[Goal] Copy out only those lines running from the line with "Give me a plain-text" to the end of the listing, keeping each one exactly as it is.

[Entries supplied]
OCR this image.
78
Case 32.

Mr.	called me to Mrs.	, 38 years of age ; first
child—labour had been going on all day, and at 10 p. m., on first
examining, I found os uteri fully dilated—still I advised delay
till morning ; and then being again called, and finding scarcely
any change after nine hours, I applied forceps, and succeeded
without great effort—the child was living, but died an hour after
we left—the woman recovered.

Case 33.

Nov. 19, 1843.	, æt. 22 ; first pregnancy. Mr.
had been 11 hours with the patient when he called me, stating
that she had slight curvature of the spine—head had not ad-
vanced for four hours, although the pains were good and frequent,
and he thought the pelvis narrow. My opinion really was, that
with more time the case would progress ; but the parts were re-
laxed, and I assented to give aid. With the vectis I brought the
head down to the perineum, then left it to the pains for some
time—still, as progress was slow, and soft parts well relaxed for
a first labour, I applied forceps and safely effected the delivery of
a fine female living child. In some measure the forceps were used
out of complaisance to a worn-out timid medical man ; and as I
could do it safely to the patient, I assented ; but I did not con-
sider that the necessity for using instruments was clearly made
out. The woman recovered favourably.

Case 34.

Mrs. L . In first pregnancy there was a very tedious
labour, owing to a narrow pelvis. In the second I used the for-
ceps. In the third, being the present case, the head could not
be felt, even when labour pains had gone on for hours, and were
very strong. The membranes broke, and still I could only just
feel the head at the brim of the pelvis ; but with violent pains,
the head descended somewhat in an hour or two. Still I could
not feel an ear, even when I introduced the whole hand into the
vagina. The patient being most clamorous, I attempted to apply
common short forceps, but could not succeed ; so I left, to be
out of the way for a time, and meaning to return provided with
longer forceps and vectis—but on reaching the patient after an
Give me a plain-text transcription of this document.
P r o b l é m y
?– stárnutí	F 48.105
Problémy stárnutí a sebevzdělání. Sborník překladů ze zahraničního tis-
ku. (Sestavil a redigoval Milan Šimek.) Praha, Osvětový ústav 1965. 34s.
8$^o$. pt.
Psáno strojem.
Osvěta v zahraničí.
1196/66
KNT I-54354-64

[Solution to this exercise]
Give me a plain-text transcription of this document.
P r o b l é m y
?– stárnutí	F 48.105
Problémy stárnutí a sebevzdělání. Sborník překladů ze zahraničního tis-
ku. (Sestavil a redigoval Milan Šimek.) Praha, Osvětový ústav 1965. 34s.
8$^o$. pt.
Psáno strojem.
Osvěta v zahraničí.
1196/66
KNT I-54354-64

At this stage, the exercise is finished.